### Directions
Keep only the lines of the listing that include the word "BASKETBOLCHILARGA", and copy them.

### Data for processing
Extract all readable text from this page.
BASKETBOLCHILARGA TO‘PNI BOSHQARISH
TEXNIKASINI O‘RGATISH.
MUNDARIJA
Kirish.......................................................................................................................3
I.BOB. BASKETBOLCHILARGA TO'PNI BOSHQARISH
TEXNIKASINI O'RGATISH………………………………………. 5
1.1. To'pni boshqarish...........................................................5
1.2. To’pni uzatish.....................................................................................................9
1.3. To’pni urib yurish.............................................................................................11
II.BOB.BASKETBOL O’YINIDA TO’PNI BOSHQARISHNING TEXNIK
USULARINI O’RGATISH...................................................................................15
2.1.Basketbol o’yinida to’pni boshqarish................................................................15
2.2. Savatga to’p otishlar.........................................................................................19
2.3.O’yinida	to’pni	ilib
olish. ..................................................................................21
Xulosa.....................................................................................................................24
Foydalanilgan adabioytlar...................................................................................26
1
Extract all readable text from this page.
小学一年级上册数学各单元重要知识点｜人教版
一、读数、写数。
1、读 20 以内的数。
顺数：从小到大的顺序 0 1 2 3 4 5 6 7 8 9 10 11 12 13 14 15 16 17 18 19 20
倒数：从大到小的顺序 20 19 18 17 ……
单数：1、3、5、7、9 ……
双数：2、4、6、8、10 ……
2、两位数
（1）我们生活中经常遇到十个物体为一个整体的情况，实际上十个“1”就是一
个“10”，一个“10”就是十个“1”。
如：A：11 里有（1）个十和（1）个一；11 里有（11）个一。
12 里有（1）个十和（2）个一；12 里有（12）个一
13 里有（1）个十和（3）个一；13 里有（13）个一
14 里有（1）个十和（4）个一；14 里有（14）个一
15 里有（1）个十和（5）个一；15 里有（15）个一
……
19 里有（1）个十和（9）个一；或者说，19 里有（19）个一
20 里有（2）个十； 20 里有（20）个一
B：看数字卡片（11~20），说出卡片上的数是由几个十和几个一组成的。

### Complete answer
BASKETBOLCHILARGA TO‘PNI BOSHQARISH
I.BOB. BASKETBOLCHILARGA TO'PNI BOSHQARISH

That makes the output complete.